Task directions » Write out every record below exactly as it appears.

[Source records]
* * * * *

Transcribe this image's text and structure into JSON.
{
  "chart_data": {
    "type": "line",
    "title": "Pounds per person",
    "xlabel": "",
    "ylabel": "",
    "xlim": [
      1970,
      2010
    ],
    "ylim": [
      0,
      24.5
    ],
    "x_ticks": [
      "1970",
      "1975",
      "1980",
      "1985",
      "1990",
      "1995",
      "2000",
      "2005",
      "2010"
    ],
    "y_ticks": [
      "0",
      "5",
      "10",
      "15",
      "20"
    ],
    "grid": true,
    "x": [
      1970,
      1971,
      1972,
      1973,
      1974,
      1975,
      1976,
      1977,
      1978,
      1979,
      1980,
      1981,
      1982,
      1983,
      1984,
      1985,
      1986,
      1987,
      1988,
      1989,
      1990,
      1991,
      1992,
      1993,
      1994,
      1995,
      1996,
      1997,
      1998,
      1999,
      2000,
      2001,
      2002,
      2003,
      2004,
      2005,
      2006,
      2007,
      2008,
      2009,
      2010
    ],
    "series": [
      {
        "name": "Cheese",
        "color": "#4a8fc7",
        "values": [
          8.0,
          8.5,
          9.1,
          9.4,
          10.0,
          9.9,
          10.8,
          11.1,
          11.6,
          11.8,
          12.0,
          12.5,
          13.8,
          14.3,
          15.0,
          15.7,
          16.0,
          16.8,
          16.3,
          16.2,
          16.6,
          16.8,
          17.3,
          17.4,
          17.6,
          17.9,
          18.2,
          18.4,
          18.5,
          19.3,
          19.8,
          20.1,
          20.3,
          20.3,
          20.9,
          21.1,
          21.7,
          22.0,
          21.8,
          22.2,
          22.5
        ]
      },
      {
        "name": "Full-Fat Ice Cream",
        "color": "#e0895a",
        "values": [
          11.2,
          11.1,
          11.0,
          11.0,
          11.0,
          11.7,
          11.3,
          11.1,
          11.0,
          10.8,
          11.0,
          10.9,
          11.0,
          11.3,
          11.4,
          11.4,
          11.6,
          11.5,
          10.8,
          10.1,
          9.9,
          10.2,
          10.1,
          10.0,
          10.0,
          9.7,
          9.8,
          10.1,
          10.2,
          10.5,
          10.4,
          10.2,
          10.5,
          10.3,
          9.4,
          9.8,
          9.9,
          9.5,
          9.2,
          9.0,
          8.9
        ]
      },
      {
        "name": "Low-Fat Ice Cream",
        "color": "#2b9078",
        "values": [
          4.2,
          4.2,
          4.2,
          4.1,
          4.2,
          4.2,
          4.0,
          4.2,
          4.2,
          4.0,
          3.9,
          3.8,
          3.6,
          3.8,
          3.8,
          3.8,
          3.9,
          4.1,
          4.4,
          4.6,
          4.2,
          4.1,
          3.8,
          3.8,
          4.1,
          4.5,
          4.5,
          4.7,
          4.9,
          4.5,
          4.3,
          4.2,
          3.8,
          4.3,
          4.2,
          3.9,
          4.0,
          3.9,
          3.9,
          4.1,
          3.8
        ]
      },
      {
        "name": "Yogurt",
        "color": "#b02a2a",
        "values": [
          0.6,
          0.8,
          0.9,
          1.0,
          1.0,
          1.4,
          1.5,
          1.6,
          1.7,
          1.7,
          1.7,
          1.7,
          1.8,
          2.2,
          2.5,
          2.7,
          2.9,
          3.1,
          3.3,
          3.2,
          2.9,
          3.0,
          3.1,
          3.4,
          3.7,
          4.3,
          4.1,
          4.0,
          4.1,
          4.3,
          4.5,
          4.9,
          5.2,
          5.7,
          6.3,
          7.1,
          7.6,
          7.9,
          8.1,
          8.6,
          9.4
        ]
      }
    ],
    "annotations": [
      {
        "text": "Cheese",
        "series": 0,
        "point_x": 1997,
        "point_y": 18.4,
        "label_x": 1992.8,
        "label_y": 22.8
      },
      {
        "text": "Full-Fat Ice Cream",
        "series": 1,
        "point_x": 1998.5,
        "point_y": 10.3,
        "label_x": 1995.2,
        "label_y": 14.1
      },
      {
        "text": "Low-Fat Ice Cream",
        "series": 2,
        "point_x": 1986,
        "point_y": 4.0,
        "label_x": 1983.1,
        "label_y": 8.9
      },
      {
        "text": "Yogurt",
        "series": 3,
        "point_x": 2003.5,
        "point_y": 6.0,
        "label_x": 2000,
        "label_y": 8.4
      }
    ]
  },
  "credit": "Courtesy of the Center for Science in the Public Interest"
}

* * * * *

Solution »
Transcribe this image's text and structure into JSON.
{
  "chart_data": {
    "type": "line",
    "title": "Pounds per person",
    "xlabel": "",
    "ylabel": "",
    "xlim": [
      1970,
      2010
    ],
    "ylim": [
      0,
      24.5
    ],
    "x_ticks": [
      "1970",
      "1975",
      "1980",
      "1985",
      "1990",
      "1995",
      "2000",
      "2005",
      "2010"
    ],
    "y_ticks": [
      "0",
      "5",
      "10",
      "15",
      "20"
    ],
    "grid": true,
    "x": [
      1970,
      1971,
      1972,
      1973,
      1974,
      1975,
      1976,
      1977,
      1978,
      1979,
      1980,
      1981,
      1982,
      1983,
      1984,
      1985,
      1986,
      1987,
      1988,
      1989,
      1990,
      1991,
      1992,
      1993,
      1994,
      1995,
      1996,
      1997,
      1998,
      1999,
      2000,
      2001,
      2002,
      2003,
      2004,
      2005,
      2006,
      2007,
      2008,
      2009,
      2010
    ],
    "series": [
      {
        "name": "Cheese",
        "color": "#4a8fc7",
        "values": [
          8.0,
          8.5,
          9.1,
          9.4,
          10.0,
          9.9,
          10.8,
          11.1,
          11.6,
          11.8,
          12.0,
          12.5,
          13.8,
          14.3,
          15.0,
          15.7,
          16.0,
          16.8,
          16.3,
          16.2,
          16.6,
          16.8,
          17.3,
          17.4,
          17.6,
          17.9,
          18.2,
          18.4,
          18.5,
          19.3,
          19.8,
          20.1,
          20.3,
          20.3,
          20.9,
          21.1,
          21.7,
          22.0,
          21.8,
          22.2,
          22.5
        ]
      },
      {
        "name": "Full-Fat Ice Cream",
        "color": "#e0895a",
        "values": [
          11.2,
          11.1,
          11.0,
          11.0,
          11.0,
          11.7,
          11.3,
          11.1,
          11.0,
          10.8,
          11.0,
          10.9,
          11.0,
          11.3,
          11.4,
          11.4,
          11.6,
          11.5,
          10.8,
          10.1,
          9.9,
          10.2,
          10.1,
          10.0,
          10.0,
          9.7,
          9.8,
          10.1,
          10.2,
          10.5,
          10.4,
          10.2,
          10.5,
          10.3,
          9.4,
          9.8,
          9.9,
          9.5,
          9.2,
          9.0,
          8.9
        ]
      },
      {
        "name": "Low-Fat Ice Cream",
        "color": "#2b9078",
        "values": [
          4.2,
          4.2,
          4.2,
          4.1,
          4.2,
          4.2,
          4.0,
          4.2,
          4.2,
          4.0,
          3.9,
          3.8,
          3.6,
          3.8,
          3.8,
          3.8,
          3.9,
          4.1,
          4.4,
          4.6,
          4.2,
          4.1,
          3.8,
          3.8,
          4.1,
          4.5,
          4.5,
          4.7,
          4.9,
          4.5,
          4.3,
          4.2,
          3.8,
          4.3,
          4.2,
          3.9,
          4.0,
          3.9,
          3.9,
          4.1,
          3.8
        ]
      },
      {
        "name": "Yogurt",
        "color": "#b02a2a",
        "values": [
          0.6,
          0.8,
          0.9,
          1.0,
          1.0,
          1.4,
          1.5,
          1.6,
          1.7,
          1.7,
          1.7,
          1.7,
          1.8,
          2.2,
          2.5,
          2.7,
          2.9,
          3.1,
          3.3,
          3.2,
          2.9,
          3.0,
          3.1,
          3.4,
          3.7,
          4.3,
          4.1,
          4.0,
          4.1,
          4.3,
          4.5,
          4.9,
          5.2,
          5.7,
          6.3,
          7.1,
          7.6,
          7.9,
          8.1,
          8.6,
          9.4
        ]
      }
    ],
    "annotations": [
      {
        "text": "Cheese",
        "series": 0,
        "point_x": 1997,
        "point_y": 18.4,
        "label_x": 1992.8,
        "label_y": 22.8
      },
      {
        "text": "Full-Fat Ice Cream",
        "series": 1,
        "point_x": 1998.5,
        "point_y": 10.3,
        "label_x": 1995.2,
        "label_y": 14.1
      },
      {
        "text": "Low-Fat Ice Cream",
        "series": 2,
        "point_x": 1986,
        "point_y": 4.0,
        "label_x": 1983.1,
        "label_y": 8.9
      },
      {
        "text": "Yogurt",
        "series": 3,
        "point_x": 2003.5,
        "point_y": 6.0,
        "label_x": 2000,
        "label_y": 8.4
      }
    ]
  },
  "credit": "Courtesy of the Center for Science in the Public Interest"
}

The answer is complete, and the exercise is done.